#### [EXERCISE DETAILS]
Below are entries to be transcribed exactly; exclude the pictures from the copy.

Stored data:
────────

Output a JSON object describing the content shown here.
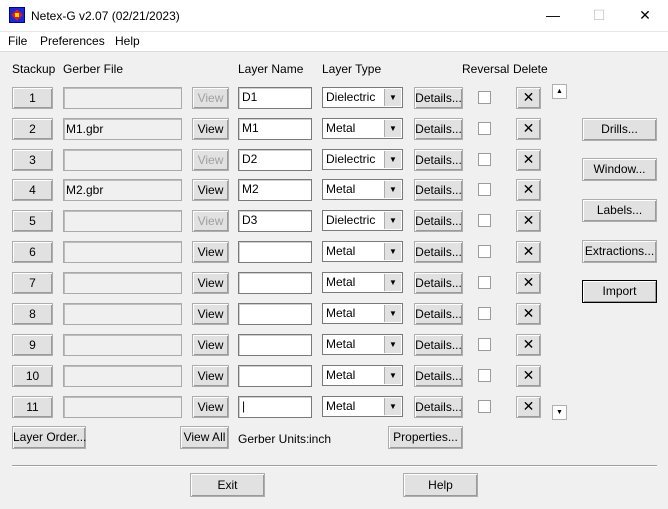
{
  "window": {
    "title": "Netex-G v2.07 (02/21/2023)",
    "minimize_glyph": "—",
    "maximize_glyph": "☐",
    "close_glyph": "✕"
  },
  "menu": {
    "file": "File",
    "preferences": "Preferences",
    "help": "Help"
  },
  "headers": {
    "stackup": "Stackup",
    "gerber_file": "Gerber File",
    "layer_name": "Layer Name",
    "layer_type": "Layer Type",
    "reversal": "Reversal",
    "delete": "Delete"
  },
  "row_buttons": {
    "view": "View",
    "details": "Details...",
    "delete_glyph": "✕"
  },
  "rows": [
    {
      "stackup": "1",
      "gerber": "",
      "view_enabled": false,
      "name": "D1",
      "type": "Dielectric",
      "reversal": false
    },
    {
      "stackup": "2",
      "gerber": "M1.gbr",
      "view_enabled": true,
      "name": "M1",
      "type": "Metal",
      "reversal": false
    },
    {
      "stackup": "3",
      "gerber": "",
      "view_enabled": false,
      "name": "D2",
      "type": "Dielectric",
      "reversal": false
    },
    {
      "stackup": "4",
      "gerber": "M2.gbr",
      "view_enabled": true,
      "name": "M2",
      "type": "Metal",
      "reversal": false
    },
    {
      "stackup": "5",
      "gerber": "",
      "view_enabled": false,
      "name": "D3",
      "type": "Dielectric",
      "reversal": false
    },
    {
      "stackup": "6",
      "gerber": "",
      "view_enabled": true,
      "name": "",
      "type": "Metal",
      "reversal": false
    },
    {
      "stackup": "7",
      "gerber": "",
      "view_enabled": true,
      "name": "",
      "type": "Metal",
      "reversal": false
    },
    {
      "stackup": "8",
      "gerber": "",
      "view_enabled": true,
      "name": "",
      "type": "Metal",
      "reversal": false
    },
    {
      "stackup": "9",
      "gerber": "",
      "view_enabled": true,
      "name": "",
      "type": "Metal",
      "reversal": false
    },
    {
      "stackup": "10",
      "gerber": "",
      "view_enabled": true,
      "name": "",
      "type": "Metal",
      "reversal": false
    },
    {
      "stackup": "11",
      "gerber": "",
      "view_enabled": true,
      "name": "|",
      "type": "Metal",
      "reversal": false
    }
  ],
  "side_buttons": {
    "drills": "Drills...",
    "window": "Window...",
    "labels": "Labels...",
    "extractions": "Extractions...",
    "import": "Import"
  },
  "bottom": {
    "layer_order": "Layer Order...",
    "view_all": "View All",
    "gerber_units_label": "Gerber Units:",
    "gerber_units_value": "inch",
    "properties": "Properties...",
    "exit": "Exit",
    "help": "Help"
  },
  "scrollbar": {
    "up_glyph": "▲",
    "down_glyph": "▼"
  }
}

────────

#### [THE OUTPUT]
Output a JSON object describing the content shown here.
{
  "window": {
    "title": "Netex-G v2.07 (02/21/2023)",
    "minimize_glyph": "—",
    "maximize_glyph": "☐",
    "close_glyph": "✕"
  },
  "menu": {
    "file": "File",
    "preferences": "Preferences",
    "help": "Help"
  },
  "headers": {
    "stackup": "Stackup",
    "gerber_file": "Gerber File",
    "layer_name": "Layer Name",
    "layer_type": "Layer Type",
    "reversal": "Reversal",
    "delete": "Delete"
  },
  "row_buttons": {
    "view": "View",
    "details": "Details...",
    "delete_glyph": "✕"
  },
  "rows": [
    {
      "stackup": "1",
      "gerber": "",
      "view_enabled": false,
      "name": "D1",
      "type": "Dielectric",
      "reversal": false
    },
    {
      "stackup": "2",
      "gerber": "M1.gbr",
      "view_enabled": true,
      "name": "M1",
      "type": "Metal",
      "reversal": false
    },
    {
      "stackup": "3",
      "gerber": "",
      "view_enabled": false,
      "name": "D2",
      "type": "Dielectric",
      "reversal": false
    },
    {
      "stackup": "4",
      "gerber": "M2.gbr",
      "view_enabled": true,
      "name": "M2",
      "type": "Metal",
      "reversal": false
    },
    {
      "stackup": "5",
      "gerber": "",
      "view_enabled": false,
      "name": "D3",
      "type": "Dielectric",
      "reversal": false
    },
    {
      "stackup": "6",
      "gerber": "",
      "view_enabled": true,
      "name": "",
      "type": "Metal",
      "reversal": false
    },
    {
      "stackup": "7",
      "gerber": "",
      "view_enabled": true,
      "name": "",
      "type": "Metal",
      "reversal": false
    },
    {
      "stackup": "8",
      "gerber": "",
      "view_enabled": true,
      "name": "",
      "type": "Metal",
      "reversal": false
    },
    {
      "stackup": "9",
      "gerber": "",
      "view_enabled": true,
      "name": "",
      "type": "Metal",
      "reversal": false
    },
    {
      "stackup": "10",
      "gerber": "",
      "view_enabled": true,
      "name": "",
      "type": "Metal",
      "reversal": false
    },
    {
      "stackup": "11",
      "gerber": "",
      "view_enabled": true,
      "name": "|",
      "type": "Metal",
      "reversal": false
    }
  ],
  "side_buttons": {
    "drills": "Drills...",
    "window": "Window...",
    "labels": "Labels...",
    "extractions": "Extractions...",
    "import": "Import"
  },
  "bottom": {
    "layer_order": "Layer Order...",
    "view_all": "View All",
    "gerber_units_label": "Gerber Units:",
    "gerber_units_value": "inch",
    "properties": "Properties...",
    "exit": "Exit",
    "help": "Help"
  },
  "scrollbar": {
    "up_glyph": "▲",
    "down_glyph": "▼"
  }
}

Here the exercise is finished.